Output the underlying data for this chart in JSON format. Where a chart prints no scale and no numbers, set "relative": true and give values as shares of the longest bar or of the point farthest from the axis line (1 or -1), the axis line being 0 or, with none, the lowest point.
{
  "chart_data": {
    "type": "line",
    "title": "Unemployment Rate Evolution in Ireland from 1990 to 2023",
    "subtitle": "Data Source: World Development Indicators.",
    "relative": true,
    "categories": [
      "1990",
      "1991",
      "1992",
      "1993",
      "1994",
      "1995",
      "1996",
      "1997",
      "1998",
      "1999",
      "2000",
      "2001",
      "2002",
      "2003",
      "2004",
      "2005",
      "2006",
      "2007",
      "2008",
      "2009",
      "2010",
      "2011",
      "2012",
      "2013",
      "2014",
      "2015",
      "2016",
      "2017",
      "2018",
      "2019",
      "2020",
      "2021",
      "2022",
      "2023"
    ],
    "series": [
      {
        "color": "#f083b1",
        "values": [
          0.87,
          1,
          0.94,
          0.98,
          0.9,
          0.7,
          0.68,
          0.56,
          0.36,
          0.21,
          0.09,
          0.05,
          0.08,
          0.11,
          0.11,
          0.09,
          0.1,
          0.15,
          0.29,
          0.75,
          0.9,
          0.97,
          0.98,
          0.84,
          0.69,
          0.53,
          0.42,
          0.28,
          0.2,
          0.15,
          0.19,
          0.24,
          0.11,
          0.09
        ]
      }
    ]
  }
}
◆ ◆ ◆ ◆ ◆ ◆ ◆
## DIRECTIONS FOR THIS TASK
Repeat all the entries exactly as given.

## FULL RESPONSE
Output the underlying data for this chart in JSON format. Where a chart prints no scale and no numbers, set "relative": true and give values as shares of the longest bar or of the point farthest from the axis line (1 or -1), the axis line being 0 or, with none, the lowest point.
{
  "chart_data": {
    "type": "line",
    "title": "Unemployment Rate Evolution in Ireland from 1990 to 2023",
    "subtitle": "Data Source: World Development Indicators.",
    "relative": true,
    "categories": [
      "1990",
      "1991",
      "1992",
      "1993",
      "1994",
      "1995",
      "1996",
      "1997",
      "1998",
      "1999",
      "2000",
      "2001",
      "2002",
      "2003",
      "2004",
      "2005",
      "2006",
      "2007",
      "2008",
      "2009",
      "2010",
      "2011",
      "2012",
      "2013",
      "2014",
      "2015",
      "2016",
      "2017",
      "2018",
      "2019",
      "2020",
      "2021",
      "2022",
      "2023"
    ],
    "series": [
      {
        "color": "#f083b1",
        "values": [
          0.87,
          1,
          0.94,
          0.98,
          0.9,
          0.7,
          0.68,
          0.56,
          0.36,
          0.21,
          0.09,
          0.05,
          0.08,
          0.11,
          0.11,
          0.09,
          0.1,
          0.15,
          0.29,
          0.75,
          0.9,
          0.97,
          0.98,
          0.84,
          0.69,
          0.53,
          0.42,
          0.28,
          0.2,
          0.15,
          0.19,
          0.24,
          0.11,
          0.09
        ]
      }
    ]
  }
}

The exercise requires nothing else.